**What is expected:**
Return all lines from the listing below in which the string "leur" occurs.

Start of Material provided

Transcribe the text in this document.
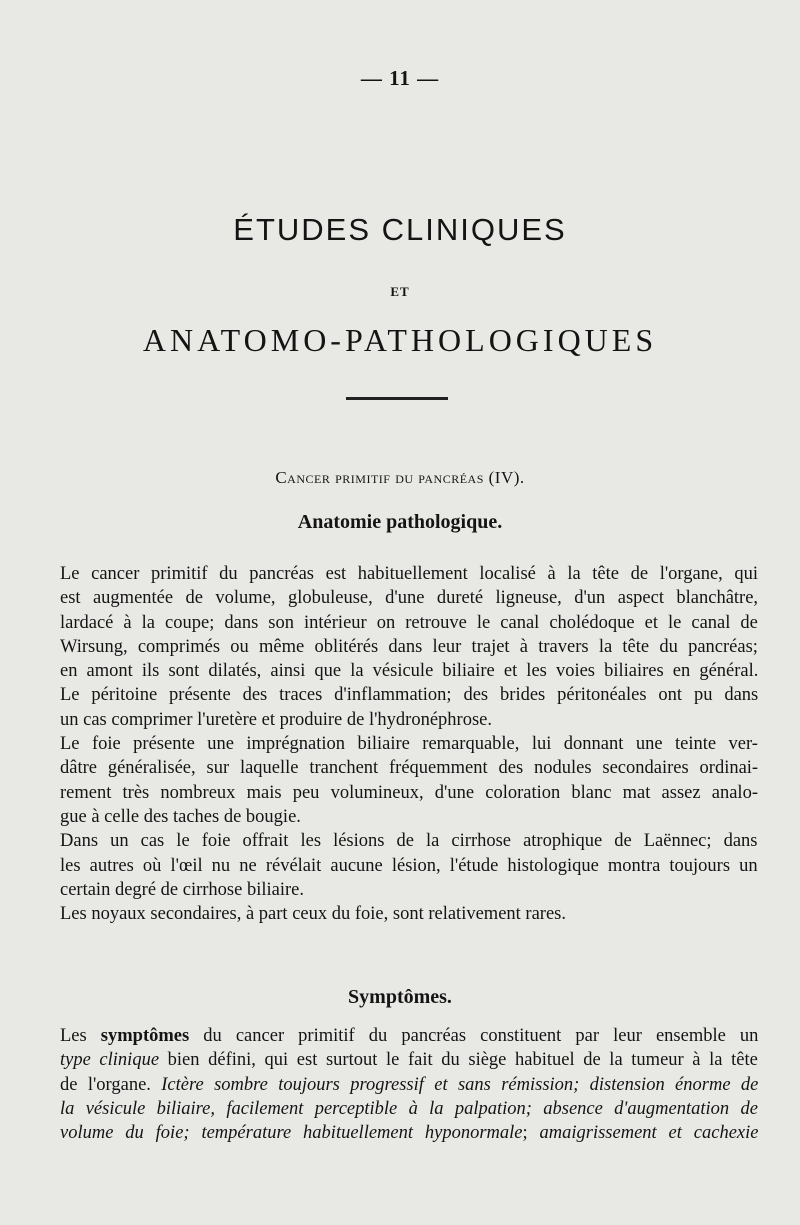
— 11 —
ÉTUDES CLINIQUES
ET
ANATOMO-PATHOLOGIQUES
Cancer primitif du pancréas (IV).
Anatomie pathologique.
Le cancer primitif du pancréas est habituellement localisé à la tête de l'organe, qui
est augmentée de volume, globuleuse, d'une dureté ligneuse, d'un aspect blanchâtre,
lardacé à la coupe; dans son intérieur on retrouve le canal cholédoque et le canal de
Wirsung, comprimés ou même oblitérés dans leur trajet à travers la tête du pancréas;
en amont ils sont dilatés, ainsi que la vésicule biliaire et les voies biliaires en général.
Le péritoine présente des traces d'inflammation; des brides péritonéales ont pu dans
un cas comprimer l'uretère et produire de l'hydronéphrose.
Le foie présente une imprégnation biliaire remarquable, lui donnant une teinte ver-
dâtre généralisée, sur laquelle tranchent fréquemment des nodules secondaires ordinai-
rement très nombreux mais peu volumineux, d'une coloration blanc mat assez analo-
gue à celle des taches de bougie.
Dans un cas le foie offrait les lésions de la cirrhose atrophique de Laënnec; dans
les autres où l'œil nu ne révélait aucune lésion, l'étude histologique montra toujours un
certain degré de cirrhose biliaire.
Les noyaux secondaires, à part ceux du foie, sont relativement rares.
Symptômes.
Les symptômes du cancer primitif du pancréas constituent par leur ensemble un
type clinique bien défini, qui est surtout le fait du siège habituel de la tumeur à la tête
de l'organe. Ictère sombre toujours progressif et sans rémission; distension énorme de
la vésicule biliaire, facilement perceptible à la palpation; absence d'augmentation de
volume du foie; température habituellement hyponormale; amaigrissement et cachexie
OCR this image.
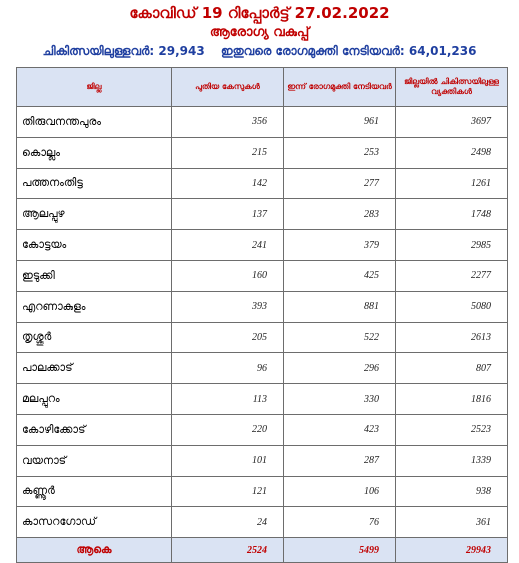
കോവിഡ് 19 റിപ്പോർട്ട് 27.02.2022
ആരോഗ്യ വകുപ്പ്
ചികിത്സയിലുള്ളവർ: 29,943 ഇതുവരെ രോഗമുക്തി നേടിയവർ: 64,01,236
ജില്ല	പുതിയ കേസുകൾ	ഇന്ന് രോഗമുക്തി നേടിയവർ	ജില്ലയിൽ ചികിത്സയിലുള്ള വ്യക്തികൾ
തിരുവനന്തപുരം	356	961	3697
കൊല്ലം	215	253	2498
പത്തനംതിട്ട	142	277	1261
ആലപ്പുഴ	137	283	1748
കോട്ടയം	241	379	2985
ഇടുക്കി	160	425	2277
എറണാകുളം	393	881	5080
തൃശ്ശൂർ	205	522	2613
പാലക്കാട്	96	296	807
മലപ്പുറം	113	330	1816
കോഴിക്കോട്	220	423	2523
വയനാട്	101	287	1339
കണ്ണൂർ	121	106	938
കാസറഗോഡ്	24	76	361
ആകെ	2524	5499	29943
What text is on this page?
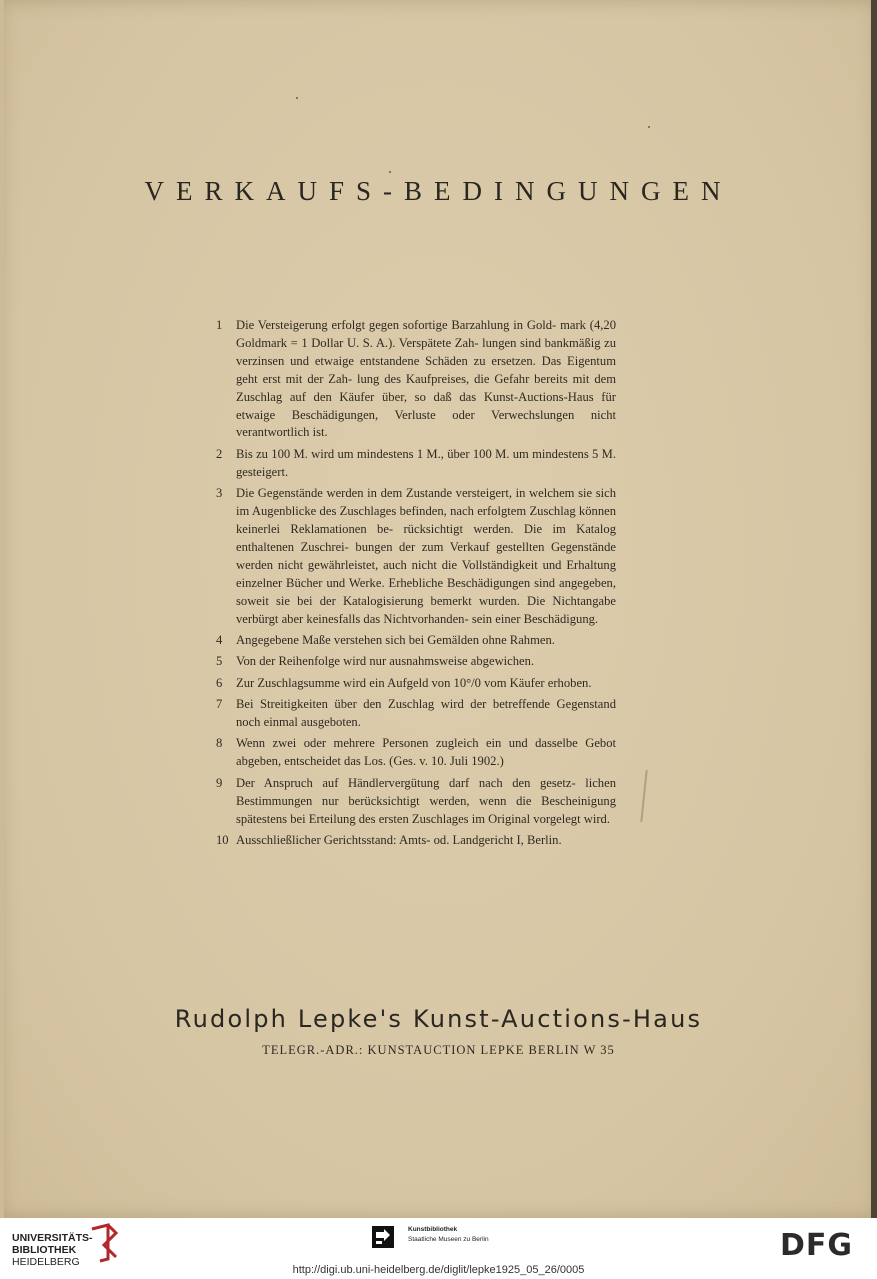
VERKAUFS-BEDINGUNGEN
1	Die Versteigerung erfolgt gegen sofortige Barzahlung in Gold- mark (4,20 Goldmark = 1 Dollar U. S. A.). Verspätete Zah- lungen sind bankmäßig zu verzinsen und etwaige entstandene Schäden zu ersetzen. Das Eigentum geht erst mit der Zah- lung des Kaufpreises, die Gefahr bereits mit dem Zuschlag auf den Käufer über, so daß das Kunst-Auctions-Haus für etwaige Beschädigungen, Verluste oder Verwechslungen nicht verantwortlich ist.
2	Bis zu 100 M. wird um mindestens 1 M., über 100 M. um mindestens 5 M. gesteigert.
3	Die Gegenstände werden in dem Zustande versteigert, in welchem sie sich im Augenblicke des Zuschlages befinden, nach erfolgtem Zuschlag können keinerlei Reklamationen be- rücksichtigt werden. Die im Katalog enthaltenen Zuschrei- bungen der zum Verkauf gestellten Gegenstände werden nicht gewährleistet, auch nicht die Vollständigkeit und Erhaltung einzelner Bücher und Werke. Erhebliche Beschädigungen sind angegeben, soweit sie bei der Katalogisierung bemerkt wurden. Die Nichtangabe verbürgt aber keinesfalls das Nichtvorhanden- sein einer Beschädigung.
4	Angegebene Maße verstehen sich bei Gemälden ohne Rahmen.
5	Von der Reihenfolge wird nur ausnahmsweise abgewichen.
6	Zur Zuschlagsumme wird ein Aufgeld von 10°/0 vom Käufer erhoben.
7	Bei Streitigkeiten über den Zuschlag wird der betreffende Gegenstand noch einmal ausgeboten.
8	Wenn zwei oder mehrere Personen zugleich ein und dasselbe Gebot abgeben, entscheidet das Los. (Ges. v. 10. Juli 1902.)
9	Der Anspruch auf Händlervergütung darf nach den gesetz- lichen Bestimmungen nur berücksichtigt werden, wenn die Bescheinigung spätestens bei Erteilung des ersten Zuschlages im Original vorgelegt wird.
10 Ausschließlicher Gerichtsstand: Amts- od. Landgericht I, Berlin.
Rudolph Lepke's Kunst-Auctions-Haus
TELEGR.-ADR.: KUNSTAUCTION LEPKE BERLIN W 35
UNIVERSITÄTS-
BIBLIOTHEK
HEIDELBERG
Kunstbibliothek
Staatliche Museen zu Berlin	DFG
http://digi.ub.uni-heidelberg.de/diglit/lepke1925_05_26/0005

End of Material provided

**Full solution:**
Wirsung, comprimés ou même oblitérés dans leur trajet à travers la tête du pancréas;
Les symptômes du cancer primitif du pancréas constituent par leur ensemble un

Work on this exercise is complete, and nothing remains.